# Working data
□ □ □ □ □ □ □

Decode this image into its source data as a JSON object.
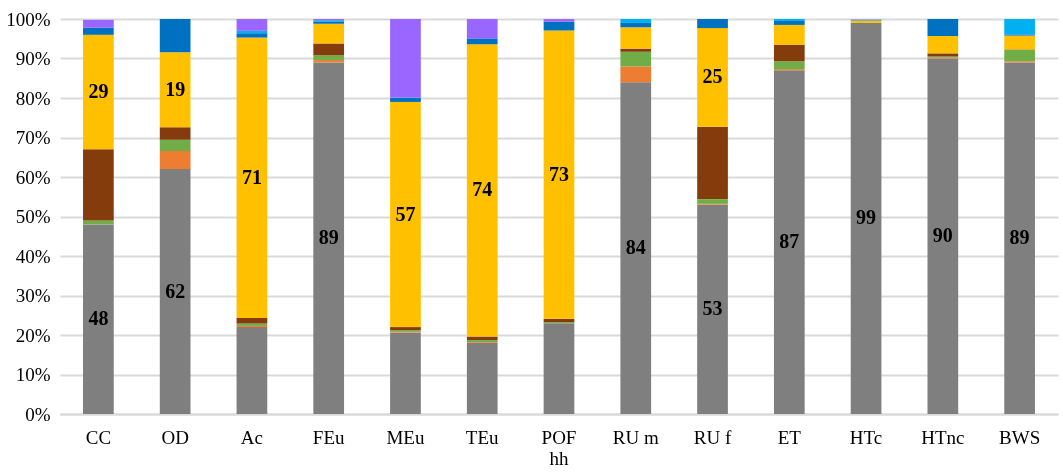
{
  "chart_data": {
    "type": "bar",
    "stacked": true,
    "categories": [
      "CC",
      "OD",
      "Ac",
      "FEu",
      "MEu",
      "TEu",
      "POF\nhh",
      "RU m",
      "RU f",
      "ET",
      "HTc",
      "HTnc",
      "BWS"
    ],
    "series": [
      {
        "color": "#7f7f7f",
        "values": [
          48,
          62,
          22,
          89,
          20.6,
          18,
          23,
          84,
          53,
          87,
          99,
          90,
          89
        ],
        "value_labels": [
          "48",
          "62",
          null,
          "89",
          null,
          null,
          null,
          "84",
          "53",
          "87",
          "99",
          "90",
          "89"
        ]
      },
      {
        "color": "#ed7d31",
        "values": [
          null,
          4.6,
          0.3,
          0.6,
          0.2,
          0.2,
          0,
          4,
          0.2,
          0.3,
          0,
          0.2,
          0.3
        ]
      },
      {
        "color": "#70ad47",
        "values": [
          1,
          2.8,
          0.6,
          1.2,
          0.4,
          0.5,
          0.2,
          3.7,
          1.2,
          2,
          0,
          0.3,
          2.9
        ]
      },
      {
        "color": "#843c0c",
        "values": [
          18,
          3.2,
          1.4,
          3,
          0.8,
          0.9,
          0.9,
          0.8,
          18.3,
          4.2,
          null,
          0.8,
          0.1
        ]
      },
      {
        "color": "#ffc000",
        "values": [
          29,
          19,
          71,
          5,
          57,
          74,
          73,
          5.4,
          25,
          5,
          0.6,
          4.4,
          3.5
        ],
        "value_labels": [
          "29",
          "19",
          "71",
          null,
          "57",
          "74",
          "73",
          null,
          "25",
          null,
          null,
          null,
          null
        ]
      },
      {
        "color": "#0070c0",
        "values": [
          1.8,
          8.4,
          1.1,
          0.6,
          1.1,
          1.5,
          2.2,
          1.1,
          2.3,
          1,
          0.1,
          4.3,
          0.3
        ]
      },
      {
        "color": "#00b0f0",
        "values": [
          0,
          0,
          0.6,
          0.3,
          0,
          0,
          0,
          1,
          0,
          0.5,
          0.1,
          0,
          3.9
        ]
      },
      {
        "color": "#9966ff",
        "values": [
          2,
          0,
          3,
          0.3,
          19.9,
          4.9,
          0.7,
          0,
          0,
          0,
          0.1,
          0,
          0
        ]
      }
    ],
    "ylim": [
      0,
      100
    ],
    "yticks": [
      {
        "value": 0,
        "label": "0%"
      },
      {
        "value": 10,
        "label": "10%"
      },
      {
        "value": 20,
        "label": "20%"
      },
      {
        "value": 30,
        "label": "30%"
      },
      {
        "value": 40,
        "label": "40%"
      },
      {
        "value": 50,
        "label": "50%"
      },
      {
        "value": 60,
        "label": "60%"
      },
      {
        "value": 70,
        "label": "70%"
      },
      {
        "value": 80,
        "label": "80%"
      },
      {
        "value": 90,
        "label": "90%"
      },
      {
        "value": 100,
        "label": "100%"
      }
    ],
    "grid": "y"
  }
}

□ □ □ □ □ □ □

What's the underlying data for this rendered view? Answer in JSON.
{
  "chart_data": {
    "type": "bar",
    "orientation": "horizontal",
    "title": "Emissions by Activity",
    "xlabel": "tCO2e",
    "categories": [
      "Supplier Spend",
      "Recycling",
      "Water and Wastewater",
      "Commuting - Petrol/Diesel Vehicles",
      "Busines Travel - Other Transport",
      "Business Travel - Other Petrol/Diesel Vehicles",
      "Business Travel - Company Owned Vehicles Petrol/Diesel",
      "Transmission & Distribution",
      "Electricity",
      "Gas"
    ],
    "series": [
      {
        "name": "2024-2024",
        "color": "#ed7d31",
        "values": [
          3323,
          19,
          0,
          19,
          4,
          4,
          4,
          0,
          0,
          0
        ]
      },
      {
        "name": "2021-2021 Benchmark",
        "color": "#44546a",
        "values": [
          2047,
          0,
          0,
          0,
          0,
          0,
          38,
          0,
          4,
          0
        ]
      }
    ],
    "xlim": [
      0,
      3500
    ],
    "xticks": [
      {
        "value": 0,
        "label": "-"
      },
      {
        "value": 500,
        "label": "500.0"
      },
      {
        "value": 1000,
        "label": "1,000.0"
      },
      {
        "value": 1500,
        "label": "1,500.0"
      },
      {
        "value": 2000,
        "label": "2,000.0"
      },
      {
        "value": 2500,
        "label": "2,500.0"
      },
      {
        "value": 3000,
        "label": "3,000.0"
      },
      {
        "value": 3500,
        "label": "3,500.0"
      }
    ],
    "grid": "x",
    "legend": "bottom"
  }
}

□ □ □ □ □ □ □

# Brief
How many lines of the entries above hold the string "Vehicles"? Reply with the number alone.

# Reply to the task
3